Saved entries:

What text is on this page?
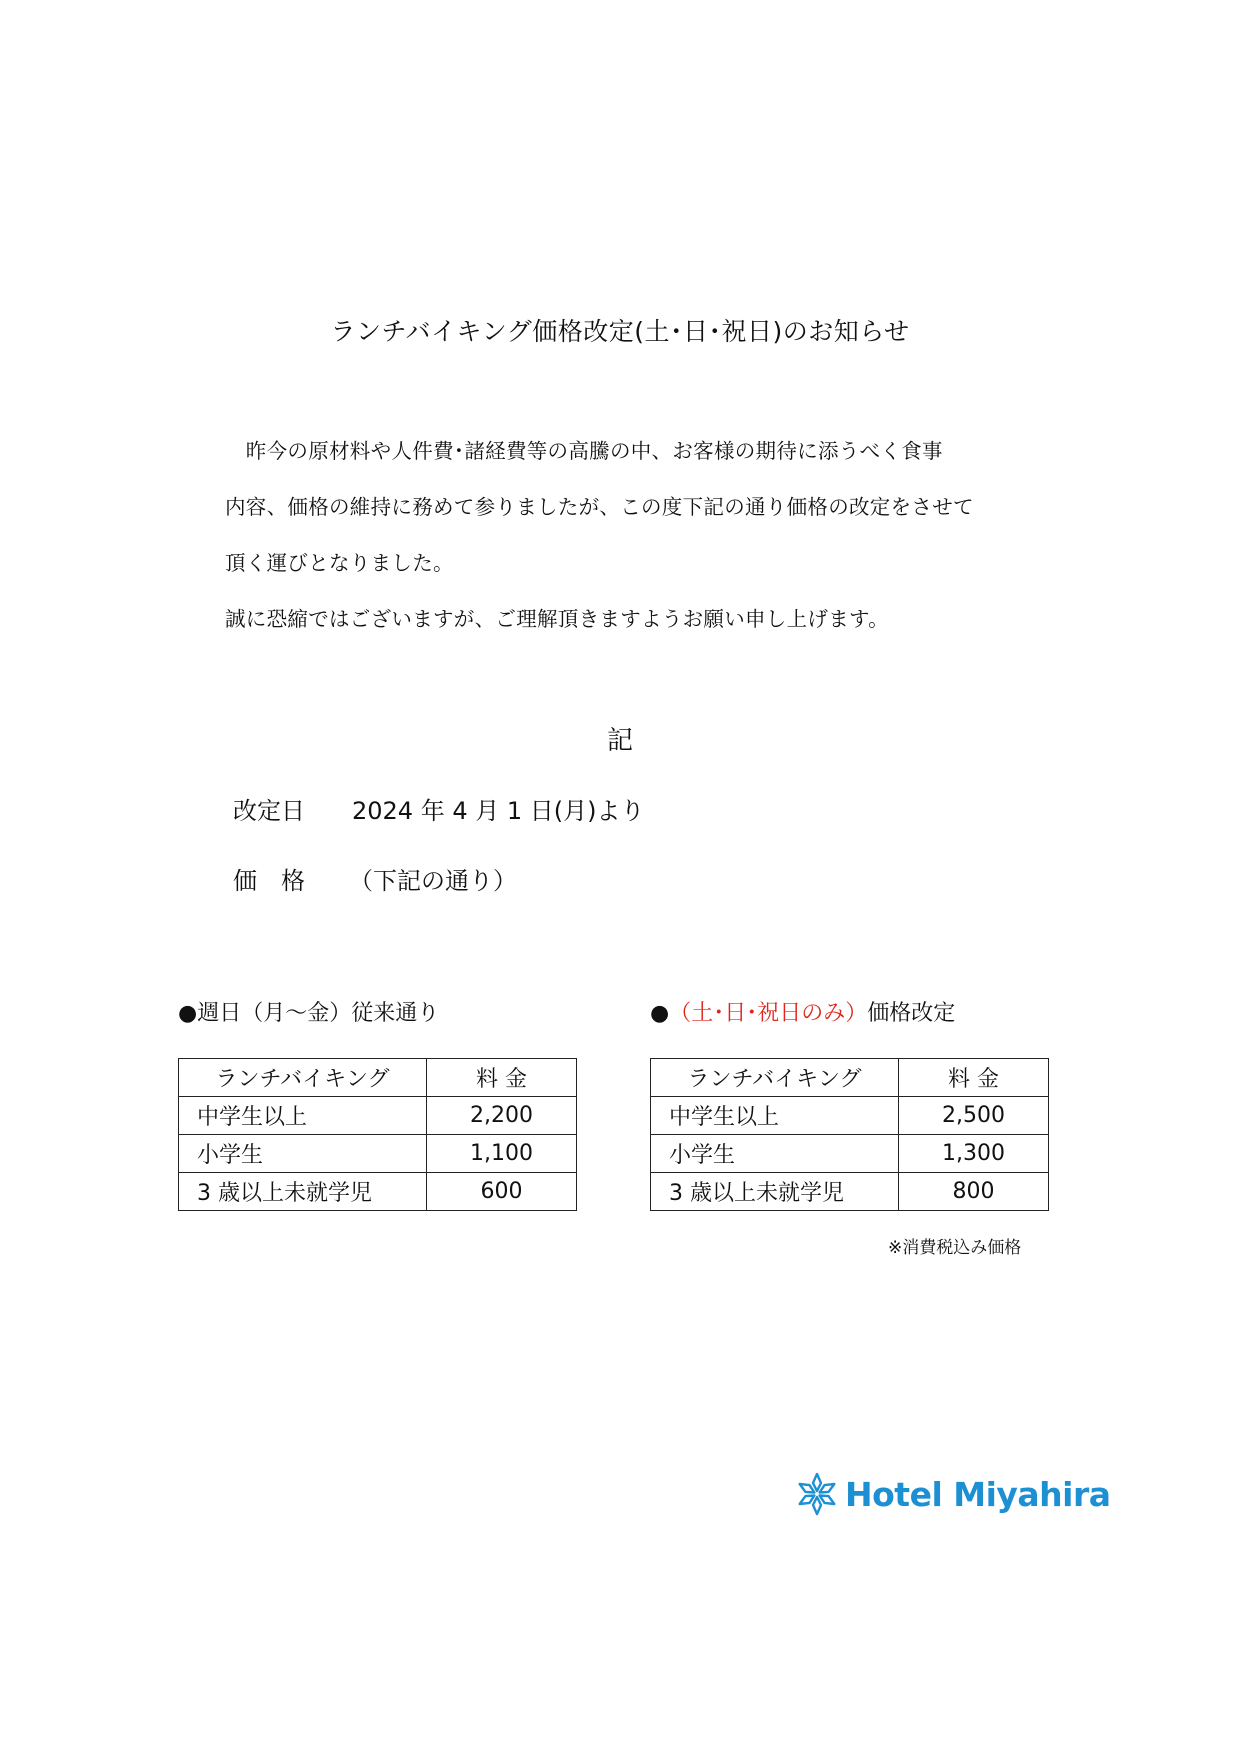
ランチバイキング価格改定(土･日･祝日)のお知らせ
　昨今の原材料や人件費･諸経費等の高騰の中、お客様の期待に添うべく食事
内容、価格の維持に務めて参りましたが、この度下記の通り価格の改定をさせて
頂く運びとなりました。
誠に恐縮ではございますが、ご理解頂きますようお願い申し上げます。
記
改定日 2024 年 4 月 1 日(月)より
価　格 （下記の通り）
●週日（月～金）従来通り
ランチバイキング	料 金
中学生以上	2,200
小学生	1,100
3 歳以上未就学児	600
●（土･日･祝日のみ）価格改定
ランチバイキング	料 金
中学生以上	2,500
小学生	1,300
3 歳以上未就学児	800
※消費税込み価格
Hotel Miyahira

● Exercise details:
Give back the whole listing as it stands, minus its pictures.

● Output below:
What text is on this page?
ランチバイキング価格改定(土･日･祝日)のお知らせ
　昨今の原材料や人件費･諸経費等の高騰の中、お客様の期待に添うべく食事
内容、価格の維持に務めて参りましたが、この度下記の通り価格の改定をさせて
頂く運びとなりました。
誠に恐縮ではございますが、ご理解頂きますようお願い申し上げます。
記
改定日 2024 年 4 月 1 日(月)より
価　格 （下記の通り）
●週日（月～金）従来通り
ランチバイキング	料 金
中学生以上	2,200
小学生	1,100
3 歳以上未就学児	600
●（土･日･祝日のみ）価格改定
ランチバイキング	料 金
中学生以上	2,500
小学生	1,300
3 歳以上未就学児	800
※消費税込み価格
Hotel Miyahira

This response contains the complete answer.